GOAL OF THE EXERCISE -> Make an exact copy of all the data.

# Start of ITEMS

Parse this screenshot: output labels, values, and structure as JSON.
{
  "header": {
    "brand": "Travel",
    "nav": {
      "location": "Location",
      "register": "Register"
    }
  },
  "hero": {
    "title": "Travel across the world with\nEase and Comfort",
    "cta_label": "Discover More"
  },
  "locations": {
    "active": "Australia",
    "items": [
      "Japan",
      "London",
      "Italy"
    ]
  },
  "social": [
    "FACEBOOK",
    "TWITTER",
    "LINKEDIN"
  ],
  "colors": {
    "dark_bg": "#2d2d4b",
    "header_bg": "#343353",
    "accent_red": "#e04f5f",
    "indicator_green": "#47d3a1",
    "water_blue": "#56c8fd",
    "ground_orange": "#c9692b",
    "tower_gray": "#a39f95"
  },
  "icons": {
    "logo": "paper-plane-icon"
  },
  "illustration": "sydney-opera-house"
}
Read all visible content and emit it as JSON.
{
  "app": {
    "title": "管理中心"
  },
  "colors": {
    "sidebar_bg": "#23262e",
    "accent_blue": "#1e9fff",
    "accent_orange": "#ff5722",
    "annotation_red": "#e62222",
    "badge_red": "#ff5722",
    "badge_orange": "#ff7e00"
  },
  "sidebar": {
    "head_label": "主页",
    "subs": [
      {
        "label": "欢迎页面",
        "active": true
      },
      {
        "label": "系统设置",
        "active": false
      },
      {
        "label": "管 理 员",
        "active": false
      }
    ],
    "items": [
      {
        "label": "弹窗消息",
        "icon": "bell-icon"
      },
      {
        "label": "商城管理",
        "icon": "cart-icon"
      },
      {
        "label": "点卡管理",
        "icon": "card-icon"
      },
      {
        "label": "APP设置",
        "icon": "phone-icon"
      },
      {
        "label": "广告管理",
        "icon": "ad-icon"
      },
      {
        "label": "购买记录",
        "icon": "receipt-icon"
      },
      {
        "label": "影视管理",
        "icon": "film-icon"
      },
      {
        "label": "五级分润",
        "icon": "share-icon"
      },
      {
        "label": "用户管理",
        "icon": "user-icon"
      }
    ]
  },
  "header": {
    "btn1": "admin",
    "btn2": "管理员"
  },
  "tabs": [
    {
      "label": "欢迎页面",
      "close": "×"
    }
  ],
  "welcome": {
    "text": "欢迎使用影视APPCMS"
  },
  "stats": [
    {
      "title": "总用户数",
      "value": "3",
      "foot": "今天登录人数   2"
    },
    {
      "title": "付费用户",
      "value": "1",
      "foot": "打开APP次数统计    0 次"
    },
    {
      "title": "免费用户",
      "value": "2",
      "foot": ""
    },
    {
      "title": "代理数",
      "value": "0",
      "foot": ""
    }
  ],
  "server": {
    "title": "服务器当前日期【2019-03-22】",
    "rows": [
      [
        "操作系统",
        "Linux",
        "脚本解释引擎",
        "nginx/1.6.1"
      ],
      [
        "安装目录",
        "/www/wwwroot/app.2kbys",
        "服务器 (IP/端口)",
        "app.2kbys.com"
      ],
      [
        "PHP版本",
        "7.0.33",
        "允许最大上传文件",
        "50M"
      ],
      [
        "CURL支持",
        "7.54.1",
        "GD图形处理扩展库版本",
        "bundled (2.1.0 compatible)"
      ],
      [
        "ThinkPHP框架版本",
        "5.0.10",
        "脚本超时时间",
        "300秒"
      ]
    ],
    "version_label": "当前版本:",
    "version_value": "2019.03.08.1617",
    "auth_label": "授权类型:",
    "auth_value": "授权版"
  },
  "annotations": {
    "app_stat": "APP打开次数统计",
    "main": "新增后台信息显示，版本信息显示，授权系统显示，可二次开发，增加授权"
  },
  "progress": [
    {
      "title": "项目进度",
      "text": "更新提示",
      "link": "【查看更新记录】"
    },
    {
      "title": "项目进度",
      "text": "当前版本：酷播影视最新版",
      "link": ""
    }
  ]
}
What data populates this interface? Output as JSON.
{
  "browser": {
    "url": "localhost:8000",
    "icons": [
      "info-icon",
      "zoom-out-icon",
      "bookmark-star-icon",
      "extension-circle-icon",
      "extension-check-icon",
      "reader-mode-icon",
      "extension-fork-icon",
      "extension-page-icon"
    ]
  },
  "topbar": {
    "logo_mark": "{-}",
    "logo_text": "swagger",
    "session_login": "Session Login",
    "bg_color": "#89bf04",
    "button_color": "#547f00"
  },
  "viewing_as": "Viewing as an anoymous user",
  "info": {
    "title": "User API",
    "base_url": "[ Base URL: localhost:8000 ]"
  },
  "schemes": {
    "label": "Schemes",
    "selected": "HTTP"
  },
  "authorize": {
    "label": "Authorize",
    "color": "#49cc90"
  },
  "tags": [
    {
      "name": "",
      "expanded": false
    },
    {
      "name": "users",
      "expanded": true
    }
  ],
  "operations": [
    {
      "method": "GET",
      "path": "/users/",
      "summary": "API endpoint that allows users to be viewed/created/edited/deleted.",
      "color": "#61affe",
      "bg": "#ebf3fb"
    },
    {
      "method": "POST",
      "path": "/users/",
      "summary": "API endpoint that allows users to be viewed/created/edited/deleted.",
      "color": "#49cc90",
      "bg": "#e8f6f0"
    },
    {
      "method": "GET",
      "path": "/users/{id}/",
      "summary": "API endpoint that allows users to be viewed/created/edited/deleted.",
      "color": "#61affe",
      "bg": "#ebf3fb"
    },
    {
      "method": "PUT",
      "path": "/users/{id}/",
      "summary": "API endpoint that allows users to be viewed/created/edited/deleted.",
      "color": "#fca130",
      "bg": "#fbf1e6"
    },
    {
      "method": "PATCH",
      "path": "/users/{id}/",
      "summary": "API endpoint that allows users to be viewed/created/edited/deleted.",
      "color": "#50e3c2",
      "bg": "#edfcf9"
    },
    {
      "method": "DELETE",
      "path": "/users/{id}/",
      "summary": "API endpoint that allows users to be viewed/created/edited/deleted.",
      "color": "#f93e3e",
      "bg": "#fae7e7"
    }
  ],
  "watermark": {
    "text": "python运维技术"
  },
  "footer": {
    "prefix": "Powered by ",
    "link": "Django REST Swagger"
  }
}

# End of ITEMS

TASK ANSWER ->
Parse this screenshot: output labels, values, and structure as JSON.
{
  "header": {
    "brand": "Travel",
    "nav": {
      "location": "Location",
      "register": "Register"
    }
  },
  "hero": {
    "title": "Travel across the world with\nEase and Comfort",
    "cta_label": "Discover More"
  },
  "locations": {
    "active": "Australia",
    "items": [
      "Japan",
      "London",
      "Italy"
    ]
  },
  "social": [
    "FACEBOOK",
    "TWITTER",
    "LINKEDIN"
  ],
  "colors": {
    "dark_bg": "#2d2d4b",
    "header_bg": "#343353",
    "accent_red": "#e04f5f",
    "indicator_green": "#47d3a1",
    "water_blue": "#56c8fd",
    "ground_orange": "#c9692b",
    "tower_gray": "#a39f95"
  },
  "icons": {
    "logo": "paper-plane-icon"
  },
  "illustration": "sydney-opera-house"
}
Read all visible content and emit it as JSON.
{
  "app": {
    "title": "管理中心"
  },
  "colors": {
    "sidebar_bg": "#23262e",
    "accent_blue": "#1e9fff",
    "accent_orange": "#ff5722",
    "annotation_red": "#e62222",
    "badge_red": "#ff5722",
    "badge_orange": "#ff7e00"
  },
  "sidebar": {
    "head_label": "主页",
    "subs": [
      {
        "label": "欢迎页面",
        "active": true
      },
      {
        "label": "系统设置",
        "active": false
      },
      {
        "label": "管 理 员",
        "active": false
      }
    ],
    "items": [
      {
        "label": "弹窗消息",
        "icon": "bell-icon"
      },
      {
        "label": "商城管理",
        "icon": "cart-icon"
      },
      {
        "label": "点卡管理",
        "icon": "card-icon"
      },
      {
        "label": "APP设置",
        "icon": "phone-icon"
      },
      {
        "label": "广告管理",
        "icon": "ad-icon"
      },
      {
        "label": "购买记录",
        "icon": "receipt-icon"
      },
      {
        "label": "影视管理",
        "icon": "film-icon"
      },
      {
        "label": "五级分润",
        "icon": "share-icon"
      },
      {
        "label": "用户管理",
        "icon": "user-icon"
      }
    ]
  },
  "header": {
    "btn1": "admin",
    "btn2": "管理员"
  },
  "tabs": [
    {
      "label": "欢迎页面",
      "close": "×"
    }
  ],
  "welcome": {
    "text": "欢迎使用影视APPCMS"
  },
  "stats": [
    {
      "title": "总用户数",
      "value": "3",
      "foot": "今天登录人数   2"
    },
    {
      "title": "付费用户",
      "value": "1",
      "foot": "打开APP次数统计    0 次"
    },
    {
      "title": "免费用户",
      "value": "2",
      "foot": ""
    },
    {
      "title": "代理数",
      "value": "0",
      "foot": ""
    }
  ],
  "server": {
    "title": "服务器当前日期【2019-03-22】",
    "rows": [
      [
        "操作系统",
        "Linux",
        "脚本解释引擎",
        "nginx/1.6.1"
      ],
      [
        "安装目录",
        "/www/wwwroot/app.2kbys",
        "服务器 (IP/端口)",
        "app.2kbys.com"
      ],
      [
        "PHP版本",
        "7.0.33",
        "允许最大上传文件",
        "50M"
      ],
      [
        "CURL支持",
        "7.54.1",
        "GD图形处理扩展库版本",
        "bundled (2.1.0 compatible)"
      ],
      [
        "ThinkPHP框架版本",
        "5.0.10",
        "脚本超时时间",
        "300秒"
      ]
    ],
    "version_label": "当前版本:",
    "version_value": "2019.03.08.1617",
    "auth_label": "授权类型:",
    "auth_value": "授权版"
  },
  "annotations": {
    "app_stat": "APP打开次数统计",
    "main": "新增后台信息显示，版本信息显示，授权系统显示，可二次开发，增加授权"
  },
  "progress": [
    {
      "title": "项目进度",
      "text": "更新提示",
      "link": "【查看更新记录】"
    },
    {
      "title": "项目进度",
      "text": "当前版本：酷播影视最新版",
      "link": ""
    }
  ]
}
What data populates this interface? Output as JSON.
{
  "browser": {
    "url": "localhost:8000",
    "icons": [
      "info-icon",
      "zoom-out-icon",
      "bookmark-star-icon",
      "extension-circle-icon",
      "extension-check-icon",
      "reader-mode-icon",
      "extension-fork-icon",
      "extension-page-icon"
    ]
  },
  "topbar": {
    "logo_mark": "{-}",
    "logo_text": "swagger",
    "session_login": "Session Login",
    "bg_color": "#89bf04",
    "button_color": "#547f00"
  },
  "viewing_as": "Viewing as an anoymous user",
  "info": {
    "title": "User API",
    "base_url": "[ Base URL: localhost:8000 ]"
  },
  "schemes": {
    "label": "Schemes",
    "selected": "HTTP"
  },
  "authorize": {
    "label": "Authorize",
    "color": "#49cc90"
  },
  "tags": [
    {
      "name": "",
      "expanded": false
    },
    {
      "name": "users",
      "expanded": true
    }
  ],
  "operations": [
    {
      "method": "GET",
      "path": "/users/",
      "summary": "API endpoint that allows users to be viewed/created/edited/deleted.",
      "color": "#61affe",
      "bg": "#ebf3fb"
    },
    {
      "method": "POST",
      "path": "/users/",
      "summary": "API endpoint that allows users to be viewed/created/edited/deleted.",
      "color": "#49cc90",
      "bg": "#e8f6f0"
    },
    {
      "method": "GET",
      "path": "/users/{id}/",
      "summary": "API endpoint that allows users to be viewed/created/edited/deleted.",
      "color": "#61affe",
      "bg": "#ebf3fb"
    },
    {
      "method": "PUT",
      "path": "/users/{id}/",
      "summary": "API endpoint that allows users to be viewed/created/edited/deleted.",
      "color": "#fca130",
      "bg": "#fbf1e6"
    },
    {
      "method": "PATCH",
      "path": "/users/{id}/",
      "summary": "API endpoint that allows users to be viewed/created/edited/deleted.",
      "color": "#50e3c2",
      "bg": "#edfcf9"
    },
    {
      "method": "DELETE",
      "path": "/users/{id}/",
      "summary": "API endpoint that allows users to be viewed/created/edited/deleted.",
      "color": "#f93e3e",
      "bg": "#fae7e7"
    }
  ],
  "watermark": {
    "text": "python运维技术"
  },
  "footer": {
    "prefix": "Powered by ",
    "link": "Django REST Swagger"
  }
}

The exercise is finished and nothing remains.